▸ **WHAT THE TASK REQUIRES**
From the entries that follow, pick out all lines holding "matériels".
((
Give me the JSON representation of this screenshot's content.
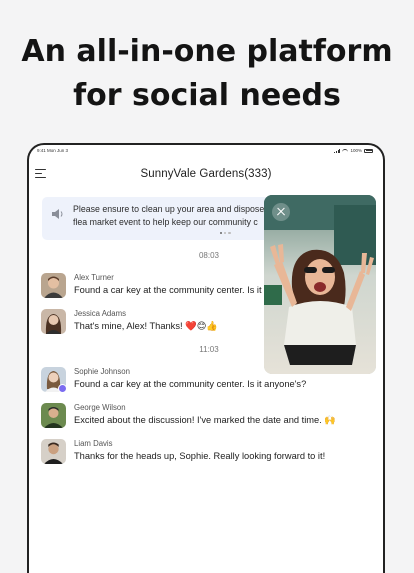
{
  "headline": {
    "line1": "An all-in-one platform",
    "line2": "for social needs"
  },
  "status_bar": {
    "time": "9:41 Mon Jun 3",
    "battery": "100%"
  },
  "chat": {
    "title": "SunnyVale Gardens(333)",
    "notice": {
      "line1": "Please ensure to clean up your area and dispose",
      "line2": "flea market event to help keep our community c",
      "page_indicator": {
        "count": 3,
        "active": 0
      }
    },
    "groups": [
      {
        "time": "08:03",
        "messages": [
          {
            "sender": "Alex Turner",
            "text": "Found a car key at the community center. Is it"
          },
          {
            "sender": "Jessica Adams",
            "text": "That's mine, Alex! Thanks! ❤️😊👍"
          }
        ]
      },
      {
        "time": "11:03",
        "messages": [
          {
            "sender": "Sophie Johnson",
            "text": "Found a car key at the community center. Is it anyone's?"
          },
          {
            "sender": "George Wilson",
            "text": "Excited about the discussion! I've marked the date and time. 🙌"
          },
          {
            "sender": "Liam Davis",
            "text": "Thanks for the heads up, Sophie. Really looking forward to it!"
          }
        ]
      }
    ]
  },
  "icons": {
    "menu": "menu-icon",
    "notice": "speaker-icon",
    "close": "close-icon",
    "verified_badge": "badge-icon"
  },
  "colors": {
    "notice_background": "#eef2fb",
    "badge": "#7b6cf0"
  }
}
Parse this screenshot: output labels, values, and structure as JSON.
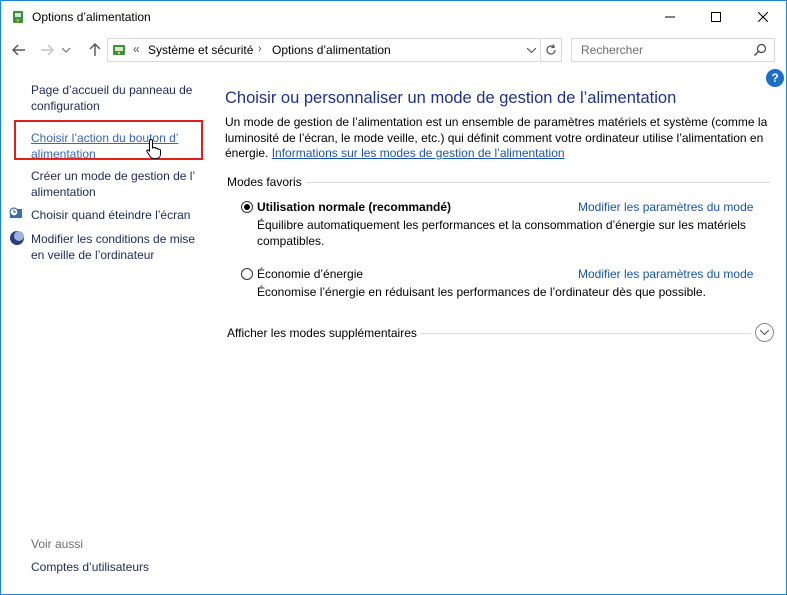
{
  "window": {
    "title": "Options d’alimentation",
    "controls": {
      "minimize": "minimize-icon",
      "maximize": "maximize-icon",
      "close": "close-icon"
    }
  },
  "nav": {
    "breadcrumb_prefix": "«",
    "breadcrumbs": [
      "Système et sécurité",
      "Options d’alimentation"
    ],
    "search_placeholder": "Rechercher"
  },
  "help": {
    "label": "?"
  },
  "sidebar": {
    "tasks": [
      {
        "label_line1": "Page d’accueil du panneau de",
        "label_line2": "configuration"
      },
      {
        "label_line1": "Choisir l’action du bouton d’",
        "label_line2": "alimentation"
      },
      {
        "label_line1": "Créer un mode de gestion de l’",
        "label_line2": "alimentation"
      },
      {
        "label_line1": "Choisir quand éteindre l’écran"
      },
      {
        "label_line1": "Modifier les conditions de mise",
        "label_line2": "en veille de l’ordinateur"
      }
    ],
    "see_also_label": "Voir aussi",
    "see_also_links": [
      "Comptes d’utilisateurs"
    ]
  },
  "main": {
    "title": "Choisir ou personnaliser un mode de gestion de l’alimentation",
    "intro_text": "Un mode de gestion de l’alimentation est un ensemble de paramètres matériels et système (comme la luminosité de l’écran, le mode veille, etc.) qui définit comment votre ordinateur utilise l’alimentation en énergie.",
    "intro_link": "Informations sur les modes de gestion de l’alimentation",
    "favorites_label": "Modes favoris",
    "plans": [
      {
        "name": "Utilisation normale (recommandé)",
        "selected": true,
        "change_label": "Modifier les paramètres du mode",
        "description": "Équilibre automatiquement les performances et la consommation d’énergie sur les matériels compatibles."
      },
      {
        "name": "Économie d’énergie",
        "selected": false,
        "change_label": "Modifier les paramètres du mode",
        "description": "Économise l’énergie en réduisant les performances de l’ordinateur dès que possible."
      }
    ],
    "more_label": "Afficher les modes supplémentaires"
  },
  "colors": {
    "accent_link": "#1a55a7",
    "title_blue": "#1e3287",
    "highlight_box": "#e0201b",
    "window_border": "#1883d7"
  }
}
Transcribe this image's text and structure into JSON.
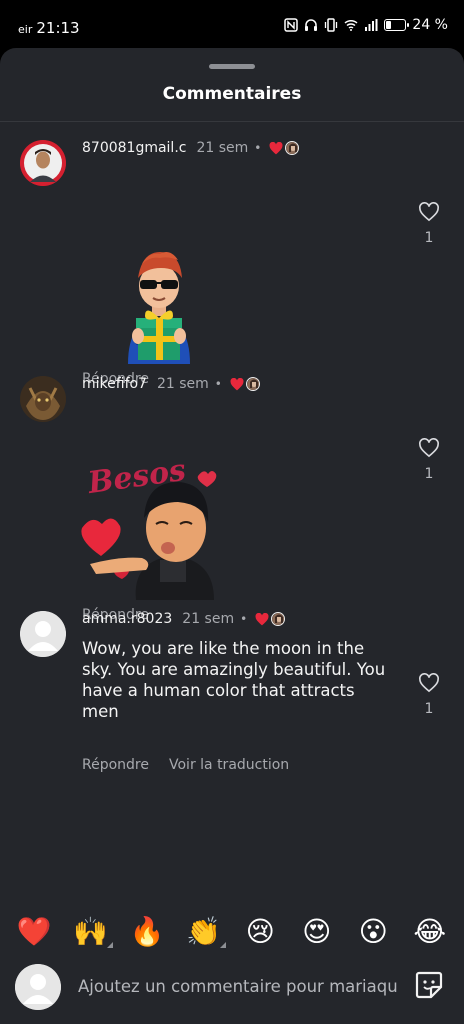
{
  "status_bar": {
    "carrier": "eir",
    "time": "21:13",
    "battery_text": "24 %",
    "battery_level": 0.24
  },
  "sheet": {
    "title": "Commentaires"
  },
  "comments": [
    {
      "username": "870081gmail.c",
      "time": "21 sem",
      "dot": "•",
      "type": "sticker",
      "sticker": "avatar-gift-sticker",
      "likes": "1",
      "reply_label": "Répondre"
    },
    {
      "username": "mikefifo7",
      "time": "21 sem",
      "dot": "•",
      "type": "sticker",
      "sticker": "besos-kiss-sticker",
      "sticker_text": "Besos",
      "likes": "1",
      "reply_label": "Répondre"
    },
    {
      "username": "amma.r8023",
      "time": "21 sem",
      "dot": "•",
      "type": "text",
      "text": "Wow, you are like the moon in the sky. You are amazingly beautiful. You have a human color that attracts men",
      "likes": "1",
      "reply_label": "Répondre",
      "translate_label": "Voir la traduction"
    }
  ],
  "emoji_bar": [
    {
      "glyph": "❤️",
      "name": "red-heart"
    },
    {
      "glyph": "🙌",
      "name": "raising-hands"
    },
    {
      "glyph": "🔥",
      "name": "fire"
    },
    {
      "glyph": "👏",
      "name": "clapping-hands"
    },
    {
      "glyph": "😢",
      "name": "crying-face"
    },
    {
      "glyph": "😍",
      "name": "heart-eyes"
    },
    {
      "glyph": "😮",
      "name": "surprised-face"
    },
    {
      "glyph": "😂",
      "name": "tears-of-joy"
    }
  ],
  "input": {
    "placeholder": "Ajoutez un commentaire pour mariaqu"
  },
  "colors": {
    "sheet_bg": "#24262b",
    "like_heart": "#e8283c",
    "muted_text": "#a7a9ae"
  }
}
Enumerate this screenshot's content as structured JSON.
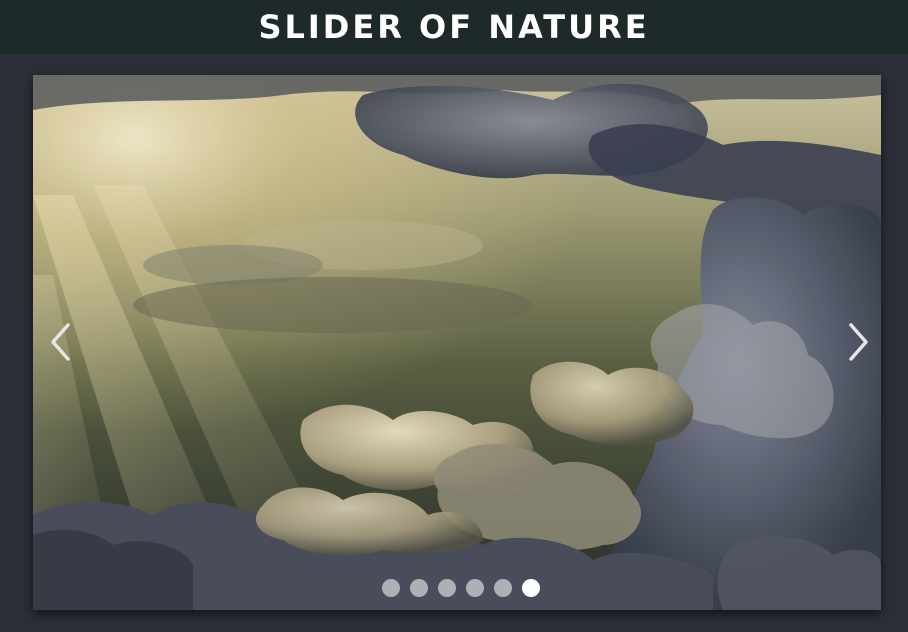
{
  "header": {
    "title": "SLIDER OF NATURE"
  },
  "slider": {
    "current_slide": 6,
    "total_slides": 6,
    "prev_icon": "chevron-left-icon",
    "next_icon": "chevron-right-icon",
    "image_subject": "clouds-sunrays",
    "colors": {
      "dot_inactive": "#d8d8d8",
      "dot_active": "#ffffff",
      "header_bg": "#1e2a2a",
      "page_bg": "#2b2f38"
    }
  }
}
))
▸ **REPLY**
    "intro_text": "Un mode de gestion de l’alimentation est un ensemble de paramètres matériels et système (comme la luminosité de l’écran, le mode veille, etc.) qui définit comment votre ordinateur utilise l’alimentation en énergie.",
        "description": "Équilibre automatiquement les performances et la consommation d’énergie sur les matériels compatibles."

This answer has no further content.